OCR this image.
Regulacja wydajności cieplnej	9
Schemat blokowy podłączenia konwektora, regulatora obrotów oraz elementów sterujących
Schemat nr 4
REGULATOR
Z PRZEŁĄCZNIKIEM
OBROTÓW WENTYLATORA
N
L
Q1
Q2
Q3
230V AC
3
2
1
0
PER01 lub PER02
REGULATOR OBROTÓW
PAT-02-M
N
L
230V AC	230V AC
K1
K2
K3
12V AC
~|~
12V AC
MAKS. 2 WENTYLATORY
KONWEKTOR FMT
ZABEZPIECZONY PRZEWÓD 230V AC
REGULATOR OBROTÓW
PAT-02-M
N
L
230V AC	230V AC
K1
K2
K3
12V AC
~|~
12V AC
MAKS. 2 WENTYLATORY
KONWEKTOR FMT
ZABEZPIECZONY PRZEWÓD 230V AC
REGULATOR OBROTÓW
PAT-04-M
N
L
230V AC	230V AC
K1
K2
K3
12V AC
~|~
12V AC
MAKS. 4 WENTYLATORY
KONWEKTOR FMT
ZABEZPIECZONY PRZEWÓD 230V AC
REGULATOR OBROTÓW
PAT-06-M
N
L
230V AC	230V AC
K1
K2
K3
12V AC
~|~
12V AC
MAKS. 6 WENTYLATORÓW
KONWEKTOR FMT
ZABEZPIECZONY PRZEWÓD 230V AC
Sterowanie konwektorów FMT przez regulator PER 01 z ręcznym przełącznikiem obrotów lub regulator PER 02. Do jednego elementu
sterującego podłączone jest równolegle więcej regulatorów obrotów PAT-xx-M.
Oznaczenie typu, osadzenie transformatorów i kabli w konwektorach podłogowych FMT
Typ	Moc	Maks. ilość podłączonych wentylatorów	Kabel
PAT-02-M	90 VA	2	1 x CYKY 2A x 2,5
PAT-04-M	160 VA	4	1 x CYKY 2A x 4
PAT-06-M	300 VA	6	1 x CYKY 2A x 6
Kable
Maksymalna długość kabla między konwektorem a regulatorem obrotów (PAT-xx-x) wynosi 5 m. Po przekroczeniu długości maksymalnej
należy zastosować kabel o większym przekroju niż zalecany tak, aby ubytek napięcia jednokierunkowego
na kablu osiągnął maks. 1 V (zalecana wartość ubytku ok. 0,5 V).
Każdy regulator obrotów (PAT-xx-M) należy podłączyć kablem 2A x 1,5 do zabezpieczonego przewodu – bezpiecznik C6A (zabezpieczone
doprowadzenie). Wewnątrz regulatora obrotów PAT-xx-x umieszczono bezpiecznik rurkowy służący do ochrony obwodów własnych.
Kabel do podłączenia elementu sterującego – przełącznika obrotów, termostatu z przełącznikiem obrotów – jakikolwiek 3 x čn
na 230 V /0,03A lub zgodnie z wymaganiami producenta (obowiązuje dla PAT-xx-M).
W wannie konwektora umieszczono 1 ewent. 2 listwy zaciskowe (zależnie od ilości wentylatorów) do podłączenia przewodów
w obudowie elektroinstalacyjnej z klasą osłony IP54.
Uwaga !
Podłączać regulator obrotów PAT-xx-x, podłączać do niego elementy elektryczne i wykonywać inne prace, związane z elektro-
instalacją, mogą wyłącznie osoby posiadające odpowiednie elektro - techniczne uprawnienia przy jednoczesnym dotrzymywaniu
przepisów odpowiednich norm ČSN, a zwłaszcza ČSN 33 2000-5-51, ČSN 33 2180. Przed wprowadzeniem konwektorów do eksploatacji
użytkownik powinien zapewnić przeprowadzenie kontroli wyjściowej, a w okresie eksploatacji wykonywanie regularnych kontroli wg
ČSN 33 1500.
---------------
> _Do this_
Using the records above, copy every line that has the word "sterującego" in it.

> _Worked solution_
sterującego podłączone jest równolegle więcej regulatorów obrotów PAT-xx-M.
Kabel do podłączenia elementu sterującego – przełącznika obrotów, termostatu z przełącznikiem obrotów – jakikolwiek 3 x čn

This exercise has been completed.